OBJECTIVE:
Provide the count of lines that hold "camera" and no other output.

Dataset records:
• • • •

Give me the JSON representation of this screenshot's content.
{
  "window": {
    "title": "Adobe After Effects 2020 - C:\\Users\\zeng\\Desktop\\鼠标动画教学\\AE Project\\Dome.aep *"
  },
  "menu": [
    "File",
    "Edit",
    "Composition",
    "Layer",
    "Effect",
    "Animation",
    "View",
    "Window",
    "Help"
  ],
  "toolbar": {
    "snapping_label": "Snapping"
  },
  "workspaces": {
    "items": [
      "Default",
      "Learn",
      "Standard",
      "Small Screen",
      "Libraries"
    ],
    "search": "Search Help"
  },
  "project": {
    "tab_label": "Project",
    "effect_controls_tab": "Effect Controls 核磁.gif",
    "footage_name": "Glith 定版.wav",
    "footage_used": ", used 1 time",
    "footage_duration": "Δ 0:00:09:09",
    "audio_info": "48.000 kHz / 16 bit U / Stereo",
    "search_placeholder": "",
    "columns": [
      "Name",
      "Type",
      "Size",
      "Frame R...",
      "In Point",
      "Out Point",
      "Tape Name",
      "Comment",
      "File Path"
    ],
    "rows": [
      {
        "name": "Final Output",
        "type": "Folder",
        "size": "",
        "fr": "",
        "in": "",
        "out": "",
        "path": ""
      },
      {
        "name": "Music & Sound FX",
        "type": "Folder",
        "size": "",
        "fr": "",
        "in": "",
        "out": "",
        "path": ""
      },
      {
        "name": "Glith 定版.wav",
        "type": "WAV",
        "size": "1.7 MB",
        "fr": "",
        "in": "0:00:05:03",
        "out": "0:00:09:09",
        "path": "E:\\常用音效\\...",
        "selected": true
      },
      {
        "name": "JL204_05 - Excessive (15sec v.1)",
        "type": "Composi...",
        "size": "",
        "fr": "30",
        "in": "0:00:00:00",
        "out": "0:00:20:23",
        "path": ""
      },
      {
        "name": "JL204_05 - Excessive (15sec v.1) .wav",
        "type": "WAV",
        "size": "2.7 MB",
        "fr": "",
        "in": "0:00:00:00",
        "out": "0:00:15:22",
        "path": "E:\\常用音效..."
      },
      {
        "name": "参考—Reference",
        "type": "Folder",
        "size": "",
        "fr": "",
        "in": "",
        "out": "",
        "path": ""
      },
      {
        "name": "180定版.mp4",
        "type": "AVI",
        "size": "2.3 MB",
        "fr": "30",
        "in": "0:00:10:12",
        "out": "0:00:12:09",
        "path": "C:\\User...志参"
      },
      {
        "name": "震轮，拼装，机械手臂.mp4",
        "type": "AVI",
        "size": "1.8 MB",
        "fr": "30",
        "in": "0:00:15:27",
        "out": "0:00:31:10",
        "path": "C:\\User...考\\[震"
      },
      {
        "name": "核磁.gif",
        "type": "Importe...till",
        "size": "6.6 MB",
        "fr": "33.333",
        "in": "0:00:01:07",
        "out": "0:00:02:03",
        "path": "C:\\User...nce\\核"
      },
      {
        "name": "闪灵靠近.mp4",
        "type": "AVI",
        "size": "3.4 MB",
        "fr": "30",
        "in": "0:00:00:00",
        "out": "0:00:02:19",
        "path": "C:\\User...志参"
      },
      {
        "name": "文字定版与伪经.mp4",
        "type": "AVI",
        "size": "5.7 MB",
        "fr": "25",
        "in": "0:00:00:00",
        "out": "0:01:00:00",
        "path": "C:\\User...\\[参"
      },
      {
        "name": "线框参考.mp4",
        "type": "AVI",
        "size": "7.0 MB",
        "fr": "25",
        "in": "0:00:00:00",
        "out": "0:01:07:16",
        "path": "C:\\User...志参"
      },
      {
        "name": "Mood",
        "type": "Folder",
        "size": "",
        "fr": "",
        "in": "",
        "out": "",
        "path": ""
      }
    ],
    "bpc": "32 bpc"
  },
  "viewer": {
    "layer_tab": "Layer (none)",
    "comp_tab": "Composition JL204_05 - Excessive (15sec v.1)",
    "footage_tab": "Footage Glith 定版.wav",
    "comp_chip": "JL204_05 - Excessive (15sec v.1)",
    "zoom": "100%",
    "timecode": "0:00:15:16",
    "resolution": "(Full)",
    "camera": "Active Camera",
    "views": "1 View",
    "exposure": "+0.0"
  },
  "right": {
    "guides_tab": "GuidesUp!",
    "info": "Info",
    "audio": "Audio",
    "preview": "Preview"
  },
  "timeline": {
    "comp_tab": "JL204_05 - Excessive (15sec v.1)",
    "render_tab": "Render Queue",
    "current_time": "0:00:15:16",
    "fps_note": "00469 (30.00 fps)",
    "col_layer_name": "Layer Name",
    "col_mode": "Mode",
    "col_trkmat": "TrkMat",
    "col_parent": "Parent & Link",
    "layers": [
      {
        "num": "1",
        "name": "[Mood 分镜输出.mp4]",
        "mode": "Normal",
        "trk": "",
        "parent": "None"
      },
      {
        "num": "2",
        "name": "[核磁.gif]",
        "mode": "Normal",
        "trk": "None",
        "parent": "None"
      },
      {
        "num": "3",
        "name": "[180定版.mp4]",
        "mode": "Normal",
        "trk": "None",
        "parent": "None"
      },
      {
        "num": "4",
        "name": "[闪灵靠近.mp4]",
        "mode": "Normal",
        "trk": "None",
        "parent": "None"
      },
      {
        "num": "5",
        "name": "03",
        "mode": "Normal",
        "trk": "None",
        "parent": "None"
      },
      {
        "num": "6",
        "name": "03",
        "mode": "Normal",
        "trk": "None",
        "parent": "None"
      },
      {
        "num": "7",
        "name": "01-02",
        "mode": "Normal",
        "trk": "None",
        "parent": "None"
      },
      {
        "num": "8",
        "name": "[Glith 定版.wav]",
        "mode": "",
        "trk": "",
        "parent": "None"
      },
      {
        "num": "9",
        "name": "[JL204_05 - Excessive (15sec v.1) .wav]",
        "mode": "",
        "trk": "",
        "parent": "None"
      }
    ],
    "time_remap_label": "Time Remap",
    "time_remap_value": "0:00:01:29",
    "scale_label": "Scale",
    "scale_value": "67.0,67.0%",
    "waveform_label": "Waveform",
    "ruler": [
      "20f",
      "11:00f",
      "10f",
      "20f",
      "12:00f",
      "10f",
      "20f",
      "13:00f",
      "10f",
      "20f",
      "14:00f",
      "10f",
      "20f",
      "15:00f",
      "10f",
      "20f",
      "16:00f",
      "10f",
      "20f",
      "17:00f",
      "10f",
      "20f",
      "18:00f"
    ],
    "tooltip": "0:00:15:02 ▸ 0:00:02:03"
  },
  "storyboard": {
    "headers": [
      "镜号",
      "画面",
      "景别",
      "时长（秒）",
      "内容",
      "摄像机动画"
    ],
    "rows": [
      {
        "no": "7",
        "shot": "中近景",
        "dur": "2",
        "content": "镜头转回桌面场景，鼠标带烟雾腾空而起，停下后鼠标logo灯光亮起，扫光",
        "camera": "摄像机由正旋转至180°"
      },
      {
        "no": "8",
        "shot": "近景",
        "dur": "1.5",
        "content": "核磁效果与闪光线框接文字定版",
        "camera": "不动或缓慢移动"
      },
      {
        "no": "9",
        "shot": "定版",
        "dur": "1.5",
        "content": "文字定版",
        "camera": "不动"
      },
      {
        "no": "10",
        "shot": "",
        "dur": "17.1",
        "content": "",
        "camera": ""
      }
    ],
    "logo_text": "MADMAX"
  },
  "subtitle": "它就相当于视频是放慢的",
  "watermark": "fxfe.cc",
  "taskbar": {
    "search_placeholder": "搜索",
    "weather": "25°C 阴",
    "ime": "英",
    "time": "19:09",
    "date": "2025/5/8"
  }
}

• • • •

RESULT OF THIS TASK:
5